## Problem
What follows is a set of entries. Give them again exactly, without the pictures.

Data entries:
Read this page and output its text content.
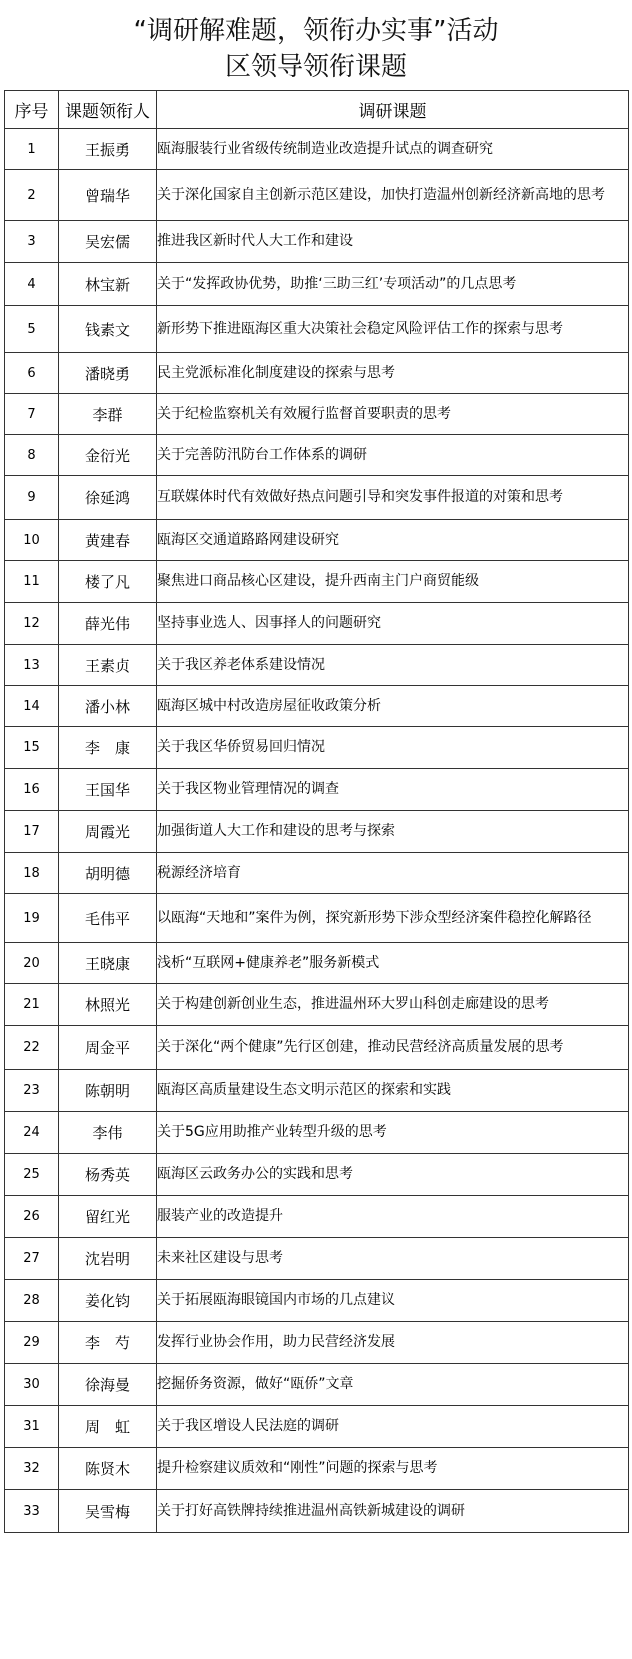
“调研解难题，领衔办实事”活动
区领导领衔课题
序号	课题领衔人	调研课题
1	王振勇	瓯海服装行业省级传统制造业改造提升试点的调查研究
2	曾瑞华	关于深化国家自主创新示范区建设，加快打造温州创新经济新高地的思考
3	吴宏儒	推进我区新时代人大工作和建设
4	林宝新	关于“发挥政协优势，助推‘三助三红’专项活动”的几点思考
5	钱素文	新形势下推进瓯海区重大决策社会稳定风险评估工作的探索与思考
6	潘晓勇	民主党派标准化制度建设的探索与思考
7	李群	关于纪检监察机关有效履行监督首要职责的思考
8	金衍光	关于完善防汛防台工作体系的调研
9	徐延鸿	互联媒体时代有效做好热点问题引导和突发事件报道的对策和思考
10	黄建春	瓯海区交通道路路网建设研究
11	楼了凡	聚焦进口商品核心区建设，提升西南主门户商贸能级
12	薛光伟	坚持事业选人、因事择人的问题研究
13	王素贞	关于我区养老体系建设情况
14	潘小林	瓯海区城中村改造房屋征收政策分析
15	李　康	关于我区华侨贸易回归情况
16	王国华	关于我区物业管理情况的调查
17	周霞光	加强街道人大工作和建设的思考与探索
18	胡明德	税源经济培育
19	毛伟平	以瓯海“天地和”案件为例，探究新形势下涉众型经济案件稳控化解路径
20	王晓康	浅析“互联网+健康养老”服务新模式
21	林照光	关于构建创新创业生态，推进温州环大罗山科创走廊建设的思考
22	周金平	关于深化“两个健康”先行区创建，推动民营经济高质量发展的思考
23	陈朝明	瓯海区高质量建设生态文明示范区的探索和实践
24	李伟	关于5G应用助推产业转型升级的思考
25	杨秀英	瓯海区云政务办公的实践和思考
26	留红光	服装产业的改造提升
27	沈岩明	未来社区建设与思考
28	姜化钧	关于拓展瓯海眼镜国内市场的几点建议
29	李　芍	发挥行业协会作用，助力民营经济发展
30	徐海曼	挖掘侨务资源，做好“瓯侨”文章
31	周　虹	关于我区增设人民法庭的调研
32	陈贤木	提升检察建议质效和“刚性”问题的探索与思考
33	吴雪梅	关于打好高铁牌持续推进温州高铁新城建设的调研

## Exercise output
Read this page and output its text content.
“调研解难题，领衔办实事”活动
区领导领衔课题
序号	课题领衔人	调研课题
1	王振勇	瓯海服装行业省级传统制造业改造提升试点的调查研究
2	曾瑞华	关于深化国家自主创新示范区建设，加快打造温州创新经济新高地的思考
3	吴宏儒	推进我区新时代人大工作和建设
4	林宝新	关于“发挥政协优势，助推‘三助三红’专项活动”的几点思考
5	钱素文	新形势下推进瓯海区重大决策社会稳定风险评估工作的探索与思考
6	潘晓勇	民主党派标准化制度建设的探索与思考
7	李群	关于纪检监察机关有效履行监督首要职责的思考
8	金衍光	关于完善防汛防台工作体系的调研
9	徐延鸿	互联媒体时代有效做好热点问题引导和突发事件报道的对策和思考
10	黄建春	瓯海区交通道路路网建设研究
11	楼了凡	聚焦进口商品核心区建设，提升西南主门户商贸能级
12	薛光伟	坚持事业选人、因事择人的问题研究
13	王素贞	关于我区养老体系建设情况
14	潘小林	瓯海区城中村改造房屋征收政策分析
15	李　康	关于我区华侨贸易回归情况
16	王国华	关于我区物业管理情况的调查
17	周霞光	加强街道人大工作和建设的思考与探索
18	胡明德	税源经济培育
19	毛伟平	以瓯海“天地和”案件为例，探究新形势下涉众型经济案件稳控化解路径
20	王晓康	浅析“互联网+健康养老”服务新模式
21	林照光	关于构建创新创业生态，推进温州环大罗山科创走廊建设的思考
22	周金平	关于深化“两个健康”先行区创建，推动民营经济高质量发展的思考
23	陈朝明	瓯海区高质量建设生态文明示范区的探索和实践
24	李伟	关于5G应用助推产业转型升级的思考
25	杨秀英	瓯海区云政务办公的实践和思考
26	留红光	服装产业的改造提升
27	沈岩明	未来社区建设与思考
28	姜化钧	关于拓展瓯海眼镜国内市场的几点建议
29	李　芍	发挥行业协会作用，助力民营经济发展
30	徐海曼	挖掘侨务资源，做好“瓯侨”文章
31	周　虹	关于我区增设人民法庭的调研
32	陈贤木	提升检察建议质效和“刚性”问题的探索与思考
33	吴雪梅	关于打好高铁牌持续推进温州高铁新城建设的调研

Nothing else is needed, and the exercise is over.